Under this task are some entries; return every one of them exactly.

- _THE RECORDS_:

▬▬▬

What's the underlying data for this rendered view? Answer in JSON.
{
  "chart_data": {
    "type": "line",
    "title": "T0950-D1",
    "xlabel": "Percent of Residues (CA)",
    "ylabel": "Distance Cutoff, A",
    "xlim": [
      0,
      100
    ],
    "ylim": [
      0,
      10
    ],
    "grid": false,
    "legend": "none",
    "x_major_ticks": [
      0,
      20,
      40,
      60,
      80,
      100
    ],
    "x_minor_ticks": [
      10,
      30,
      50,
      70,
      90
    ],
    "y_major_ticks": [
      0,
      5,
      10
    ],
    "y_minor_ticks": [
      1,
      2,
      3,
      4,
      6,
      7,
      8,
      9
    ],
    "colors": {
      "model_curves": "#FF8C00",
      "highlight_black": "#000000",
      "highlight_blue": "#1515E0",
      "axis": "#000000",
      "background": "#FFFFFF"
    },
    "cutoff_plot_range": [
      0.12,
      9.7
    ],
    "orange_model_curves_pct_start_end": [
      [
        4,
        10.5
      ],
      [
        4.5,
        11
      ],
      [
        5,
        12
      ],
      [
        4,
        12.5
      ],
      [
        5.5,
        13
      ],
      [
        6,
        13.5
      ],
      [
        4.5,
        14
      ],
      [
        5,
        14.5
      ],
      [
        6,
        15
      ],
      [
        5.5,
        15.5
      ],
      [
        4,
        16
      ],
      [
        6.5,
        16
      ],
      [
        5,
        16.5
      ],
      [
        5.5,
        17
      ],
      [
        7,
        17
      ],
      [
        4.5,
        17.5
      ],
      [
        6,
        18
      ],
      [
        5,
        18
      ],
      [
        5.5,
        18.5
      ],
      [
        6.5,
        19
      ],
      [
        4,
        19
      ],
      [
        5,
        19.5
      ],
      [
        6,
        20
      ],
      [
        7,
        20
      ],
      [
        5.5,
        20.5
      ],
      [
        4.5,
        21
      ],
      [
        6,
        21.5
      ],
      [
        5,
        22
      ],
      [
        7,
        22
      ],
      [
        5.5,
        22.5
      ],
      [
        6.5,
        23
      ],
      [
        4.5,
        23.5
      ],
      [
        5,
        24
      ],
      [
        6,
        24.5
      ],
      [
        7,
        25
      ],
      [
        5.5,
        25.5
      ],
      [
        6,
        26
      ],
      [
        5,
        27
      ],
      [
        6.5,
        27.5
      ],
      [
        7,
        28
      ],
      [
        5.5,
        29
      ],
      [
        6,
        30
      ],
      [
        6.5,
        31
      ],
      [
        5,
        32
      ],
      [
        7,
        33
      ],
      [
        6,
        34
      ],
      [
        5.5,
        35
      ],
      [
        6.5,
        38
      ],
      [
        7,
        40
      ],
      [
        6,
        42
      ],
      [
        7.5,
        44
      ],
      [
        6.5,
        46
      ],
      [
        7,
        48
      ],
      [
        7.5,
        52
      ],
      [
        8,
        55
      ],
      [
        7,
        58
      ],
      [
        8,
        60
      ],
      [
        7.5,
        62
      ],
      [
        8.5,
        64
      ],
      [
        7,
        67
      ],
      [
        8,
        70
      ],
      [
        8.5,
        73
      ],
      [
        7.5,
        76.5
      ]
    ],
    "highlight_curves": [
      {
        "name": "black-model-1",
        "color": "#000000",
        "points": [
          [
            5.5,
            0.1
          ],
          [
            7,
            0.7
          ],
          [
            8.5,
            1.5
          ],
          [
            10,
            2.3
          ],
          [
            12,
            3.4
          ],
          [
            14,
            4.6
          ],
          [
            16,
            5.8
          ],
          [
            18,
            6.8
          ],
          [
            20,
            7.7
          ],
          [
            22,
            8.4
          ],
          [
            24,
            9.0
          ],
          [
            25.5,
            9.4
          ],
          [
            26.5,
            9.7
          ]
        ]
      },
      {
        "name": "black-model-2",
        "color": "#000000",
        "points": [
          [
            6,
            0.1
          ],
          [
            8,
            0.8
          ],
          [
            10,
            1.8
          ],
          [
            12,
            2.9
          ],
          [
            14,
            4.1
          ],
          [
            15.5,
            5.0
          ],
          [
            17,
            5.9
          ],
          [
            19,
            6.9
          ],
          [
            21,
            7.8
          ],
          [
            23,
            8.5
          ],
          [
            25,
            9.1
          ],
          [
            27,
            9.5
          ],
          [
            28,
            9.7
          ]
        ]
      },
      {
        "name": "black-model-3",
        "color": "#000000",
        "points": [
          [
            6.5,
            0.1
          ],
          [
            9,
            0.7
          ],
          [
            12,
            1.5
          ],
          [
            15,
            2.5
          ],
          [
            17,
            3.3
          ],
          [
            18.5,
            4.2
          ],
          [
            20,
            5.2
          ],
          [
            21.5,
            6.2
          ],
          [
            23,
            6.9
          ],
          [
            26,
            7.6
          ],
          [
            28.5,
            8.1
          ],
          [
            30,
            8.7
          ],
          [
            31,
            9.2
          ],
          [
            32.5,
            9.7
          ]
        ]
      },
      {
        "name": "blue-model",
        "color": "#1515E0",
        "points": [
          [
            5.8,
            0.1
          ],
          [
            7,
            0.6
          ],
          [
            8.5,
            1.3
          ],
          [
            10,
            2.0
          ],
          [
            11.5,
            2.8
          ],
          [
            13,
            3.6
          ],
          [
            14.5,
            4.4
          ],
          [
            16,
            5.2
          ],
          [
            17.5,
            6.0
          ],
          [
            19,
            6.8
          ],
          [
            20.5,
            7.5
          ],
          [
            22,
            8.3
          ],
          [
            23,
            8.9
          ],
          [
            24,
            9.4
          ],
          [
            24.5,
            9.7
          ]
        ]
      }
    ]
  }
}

▬▬▬

- _COMPLETE RESPONSE_:
What's the underlying data for this rendered view? Answer in JSON.
{
  "chart_data": {
    "type": "line",
    "title": "T0950-D1",
    "xlabel": "Percent of Residues (CA)",
    "ylabel": "Distance Cutoff, A",
    "xlim": [
      0,
      100
    ],
    "ylim": [
      0,
      10
    ],
    "grid": false,
    "legend": "none",
    "x_major_ticks": [
      0,
      20,
      40,
      60,
      80,
      100
    ],
    "x_minor_ticks": [
      10,
      30,
      50,
      70,
      90
    ],
    "y_major_ticks": [
      0,
      5,
      10
    ],
    "y_minor_ticks": [
      1,
      2,
      3,
      4,
      6,
      7,
      8,
      9
    ],
    "colors": {
      "model_curves": "#FF8C00",
      "highlight_black": "#000000",
      "highlight_blue": "#1515E0",
      "axis": "#000000",
      "background": "#FFFFFF"
    },
    "cutoff_plot_range": [
      0.12,
      9.7
    ],
    "orange_model_curves_pct_start_end": [
      [
        4,
        10.5
      ],
      [
        4.5,
        11
      ],
      [
        5,
        12
      ],
      [
        4,
        12.5
      ],
      [
        5.5,
        13
      ],
      [
        6,
        13.5
      ],
      [
        4.5,
        14
      ],
      [
        5,
        14.5
      ],
      [
        6,
        15
      ],
      [
        5.5,
        15.5
      ],
      [
        4,
        16
      ],
      [
        6.5,
        16
      ],
      [
        5,
        16.5
      ],
      [
        5.5,
        17
      ],
      [
        7,
        17
      ],
      [
        4.5,
        17.5
      ],
      [
        6,
        18
      ],
      [
        5,
        18
      ],
      [
        5.5,
        18.5
      ],
      [
        6.5,
        19
      ],
      [
        4,
        19
      ],
      [
        5,
        19.5
      ],
      [
        6,
        20
      ],
      [
        7,
        20
      ],
      [
        5.5,
        20.5
      ],
      [
        4.5,
        21
      ],
      [
        6,
        21.5
      ],
      [
        5,
        22
      ],
      [
        7,
        22
      ],
      [
        5.5,
        22.5
      ],
      [
        6.5,
        23
      ],
      [
        4.5,
        23.5
      ],
      [
        5,
        24
      ],
      [
        6,
        24.5
      ],
      [
        7,
        25
      ],
      [
        5.5,
        25.5
      ],
      [
        6,
        26
      ],
      [
        5,
        27
      ],
      [
        6.5,
        27.5
      ],
      [
        7,
        28
      ],
      [
        5.5,
        29
      ],
      [
        6,
        30
      ],
      [
        6.5,
        31
      ],
      [
        5,
        32
      ],
      [
        7,
        33
      ],
      [
        6,
        34
      ],
      [
        5.5,
        35
      ],
      [
        6.5,
        38
      ],
      [
        7,
        40
      ],
      [
        6,
        42
      ],
      [
        7.5,
        44
      ],
      [
        6.5,
        46
      ],
      [
        7,
        48
      ],
      [
        7.5,
        52
      ],
      [
        8,
        55
      ],
      [
        7,
        58
      ],
      [
        8,
        60
      ],
      [
        7.5,
        62
      ],
      [
        8.5,
        64
      ],
      [
        7,
        67
      ],
      [
        8,
        70
      ],
      [
        8.5,
        73
      ],
      [
        7.5,
        76.5
      ]
    ],
    "highlight_curves": [
      {
        "name": "black-model-1",
        "color": "#000000",
        "points": [
          [
            5.5,
            0.1
          ],
          [
            7,
            0.7
          ],
          [
            8.5,
            1.5
          ],
          [
            10,
            2.3
          ],
          [
            12,
            3.4
          ],
          [
            14,
            4.6
          ],
          [
            16,
            5.8
          ],
          [
            18,
            6.8
          ],
          [
            20,
            7.7
          ],
          [
            22,
            8.4
          ],
          [
            24,
            9.0
          ],
          [
            25.5,
            9.4
          ],
          [
            26.5,
            9.7
          ]
        ]
      },
      {
        "name": "black-model-2",
        "color": "#000000",
        "points": [
          [
            6,
            0.1
          ],
          [
            8,
            0.8
          ],
          [
            10,
            1.8
          ],
          [
            12,
            2.9
          ],
          [
            14,
            4.1
          ],
          [
            15.5,
            5.0
          ],
          [
            17,
            5.9
          ],
          [
            19,
            6.9
          ],
          [
            21,
            7.8
          ],
          [
            23,
            8.5
          ],
          [
            25,
            9.1
          ],
          [
            27,
            9.5
          ],
          [
            28,
            9.7
          ]
        ]
      },
      {
        "name": "black-model-3",
        "color": "#000000",
        "points": [
          [
            6.5,
            0.1
          ],
          [
            9,
            0.7
          ],
          [
            12,
            1.5
          ],
          [
            15,
            2.5
          ],
          [
            17,
            3.3
          ],
          [
            18.5,
            4.2
          ],
          [
            20,
            5.2
          ],
          [
            21.5,
            6.2
          ],
          [
            23,
            6.9
          ],
          [
            26,
            7.6
          ],
          [
            28.5,
            8.1
          ],
          [
            30,
            8.7
          ],
          [
            31,
            9.2
          ],
          [
            32.5,
            9.7
          ]
        ]
      },
      {
        "name": "blue-model",
        "color": "#1515E0",
        "points": [
          [
            5.8,
            0.1
          ],
          [
            7,
            0.6
          ],
          [
            8.5,
            1.3
          ],
          [
            10,
            2.0
          ],
          [
            11.5,
            2.8
          ],
          [
            13,
            3.6
          ],
          [
            14.5,
            4.4
          ],
          [
            16,
            5.2
          ],
          [
            17.5,
            6.0
          ],
          [
            19,
            6.8
          ],
          [
            20.5,
            7.5
          ],
          [
            22,
            8.3
          ],
          [
            23,
            8.9
          ],
          [
            24,
            9.4
          ],
          [
            24.5,
            9.7
          ]
        ]
      }
    ]
  }
}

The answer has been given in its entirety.